### SUPPLIED MATERIAL
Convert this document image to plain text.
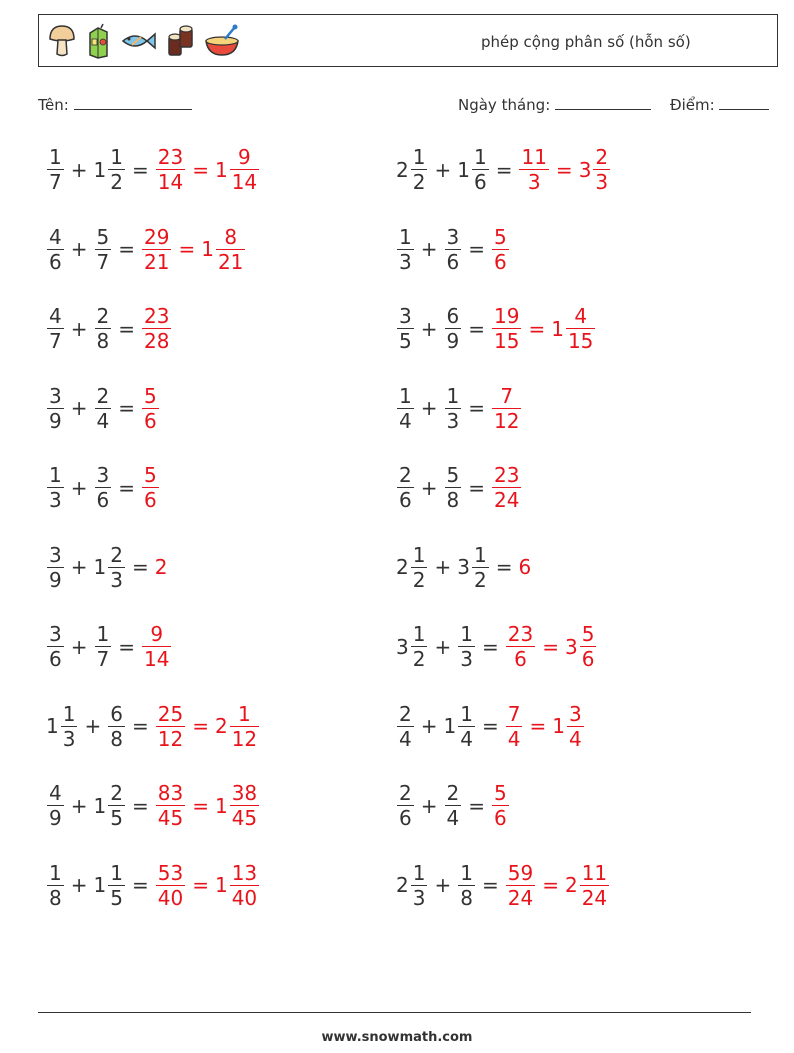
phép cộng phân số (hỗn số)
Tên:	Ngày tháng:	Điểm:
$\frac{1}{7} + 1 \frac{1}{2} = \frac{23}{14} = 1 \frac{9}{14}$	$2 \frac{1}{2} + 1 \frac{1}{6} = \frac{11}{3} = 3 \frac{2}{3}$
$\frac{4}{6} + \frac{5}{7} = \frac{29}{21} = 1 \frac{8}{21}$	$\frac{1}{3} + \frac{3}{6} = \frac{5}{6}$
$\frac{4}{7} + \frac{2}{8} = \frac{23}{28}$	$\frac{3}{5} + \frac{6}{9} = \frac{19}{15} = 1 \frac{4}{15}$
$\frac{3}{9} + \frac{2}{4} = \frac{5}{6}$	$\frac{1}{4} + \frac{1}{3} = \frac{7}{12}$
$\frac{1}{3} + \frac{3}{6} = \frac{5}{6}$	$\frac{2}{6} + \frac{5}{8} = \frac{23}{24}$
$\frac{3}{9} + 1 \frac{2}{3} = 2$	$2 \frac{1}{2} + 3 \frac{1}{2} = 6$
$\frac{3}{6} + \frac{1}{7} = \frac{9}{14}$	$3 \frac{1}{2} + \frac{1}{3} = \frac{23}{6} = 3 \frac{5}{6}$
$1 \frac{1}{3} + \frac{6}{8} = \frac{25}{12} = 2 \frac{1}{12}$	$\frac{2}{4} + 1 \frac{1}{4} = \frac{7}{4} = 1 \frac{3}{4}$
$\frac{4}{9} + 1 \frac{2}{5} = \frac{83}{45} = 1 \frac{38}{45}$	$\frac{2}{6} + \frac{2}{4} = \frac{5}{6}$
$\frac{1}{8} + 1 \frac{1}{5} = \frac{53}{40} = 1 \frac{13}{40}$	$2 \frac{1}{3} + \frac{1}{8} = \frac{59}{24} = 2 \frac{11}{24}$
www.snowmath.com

### YOUR GOAL
Leave out the pictures and output the rest of the material exactly as written.

### TASK SOLUTION
Convert this document image to plain text.
phép cộng phân số (hỗn số)
Tên:	Ngày tháng:	Điểm:
$\frac{1}{7} + 1 \frac{1}{2} = \frac{23}{14} = 1 \frac{9}{14}$	$2 \frac{1}{2} + 1 \frac{1}{6} = \frac{11}{3} = 3 \frac{2}{3}$
$\frac{4}{6} + \frac{5}{7} = \frac{29}{21} = 1 \frac{8}{21}$	$\frac{1}{3} + \frac{3}{6} = \frac{5}{6}$
$\frac{4}{7} + \frac{2}{8} = \frac{23}{28}$	$\frac{3}{5} + \frac{6}{9} = \frac{19}{15} = 1 \frac{4}{15}$
$\frac{3}{9} + \frac{2}{4} = \frac{5}{6}$	$\frac{1}{4} + \frac{1}{3} = \frac{7}{12}$
$\frac{1}{3} + \frac{3}{6} = \frac{5}{6}$	$\frac{2}{6} + \frac{5}{8} = \frac{23}{24}$
$\frac{3}{9} + 1 \frac{2}{3} = 2$	$2 \frac{1}{2} + 3 \frac{1}{2} = 6$
$\frac{3}{6} + \frac{1}{7} = \frac{9}{14}$	$3 \frac{1}{2} + \frac{1}{3} = \frac{23}{6} = 3 \frac{5}{6}$
$1 \frac{1}{3} + \frac{6}{8} = \frac{25}{12} = 2 \frac{1}{12}$	$\frac{2}{4} + 1 \frac{1}{4} = \frac{7}{4} = 1 \frac{3}{4}$
$\frac{4}{9} + 1 \frac{2}{5} = \frac{83}{45} = 1 \frac{38}{45}$	$\frac{2}{6} + \frac{2}{4} = \frac{5}{6}$
$\frac{1}{8} + 1 \frac{1}{5} = \frac{53}{40} = 1 \frac{13}{40}$	$2 \frac{1}{3} + \frac{1}{8} = \frac{59}{24} = 2 \frac{11}{24}$
www.snowmath.com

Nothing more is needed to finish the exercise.